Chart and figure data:

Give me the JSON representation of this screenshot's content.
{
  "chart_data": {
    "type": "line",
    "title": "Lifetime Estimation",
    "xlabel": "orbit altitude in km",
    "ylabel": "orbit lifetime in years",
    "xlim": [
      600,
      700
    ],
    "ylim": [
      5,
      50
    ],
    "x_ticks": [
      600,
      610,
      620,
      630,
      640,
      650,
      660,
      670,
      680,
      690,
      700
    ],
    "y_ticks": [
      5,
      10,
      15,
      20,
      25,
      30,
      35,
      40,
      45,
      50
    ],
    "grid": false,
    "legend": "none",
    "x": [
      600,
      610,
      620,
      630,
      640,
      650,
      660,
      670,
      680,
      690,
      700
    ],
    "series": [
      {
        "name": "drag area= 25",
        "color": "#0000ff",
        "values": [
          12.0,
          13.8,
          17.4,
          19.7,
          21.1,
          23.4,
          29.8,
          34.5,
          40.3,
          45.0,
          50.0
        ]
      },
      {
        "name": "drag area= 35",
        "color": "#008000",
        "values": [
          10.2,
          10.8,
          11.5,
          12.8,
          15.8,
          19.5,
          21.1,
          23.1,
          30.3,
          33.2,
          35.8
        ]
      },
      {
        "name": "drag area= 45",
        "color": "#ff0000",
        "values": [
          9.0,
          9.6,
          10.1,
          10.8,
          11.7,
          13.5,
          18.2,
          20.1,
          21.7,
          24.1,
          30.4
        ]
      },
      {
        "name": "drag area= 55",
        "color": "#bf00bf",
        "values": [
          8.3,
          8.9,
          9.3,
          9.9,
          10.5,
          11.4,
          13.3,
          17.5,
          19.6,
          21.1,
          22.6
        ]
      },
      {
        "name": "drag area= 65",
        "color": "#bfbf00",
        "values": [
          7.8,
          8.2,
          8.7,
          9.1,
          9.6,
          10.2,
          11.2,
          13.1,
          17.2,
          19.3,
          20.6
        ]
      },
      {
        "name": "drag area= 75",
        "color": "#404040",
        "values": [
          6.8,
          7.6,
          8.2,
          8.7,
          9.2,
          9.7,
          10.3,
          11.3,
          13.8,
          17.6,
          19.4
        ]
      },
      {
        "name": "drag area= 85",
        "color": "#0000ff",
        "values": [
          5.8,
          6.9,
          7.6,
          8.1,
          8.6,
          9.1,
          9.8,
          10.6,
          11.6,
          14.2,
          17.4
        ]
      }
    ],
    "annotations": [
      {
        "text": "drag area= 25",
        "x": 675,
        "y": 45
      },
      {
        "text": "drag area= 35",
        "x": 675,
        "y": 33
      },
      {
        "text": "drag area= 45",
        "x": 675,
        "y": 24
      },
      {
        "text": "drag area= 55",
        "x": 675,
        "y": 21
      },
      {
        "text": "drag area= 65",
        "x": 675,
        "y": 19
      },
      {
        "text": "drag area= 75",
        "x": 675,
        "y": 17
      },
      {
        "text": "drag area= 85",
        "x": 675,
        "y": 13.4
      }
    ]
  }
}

Work instructions: Show each line of the listing that holds the string "color".

The result:
        "color": "#0000ff",
        "color": "#008000",
        "color": "#ff0000",
        "color": "#bf00bf",
        "color": "#bfbf00",
        "color": "#404040",
        "color": "#0000ff",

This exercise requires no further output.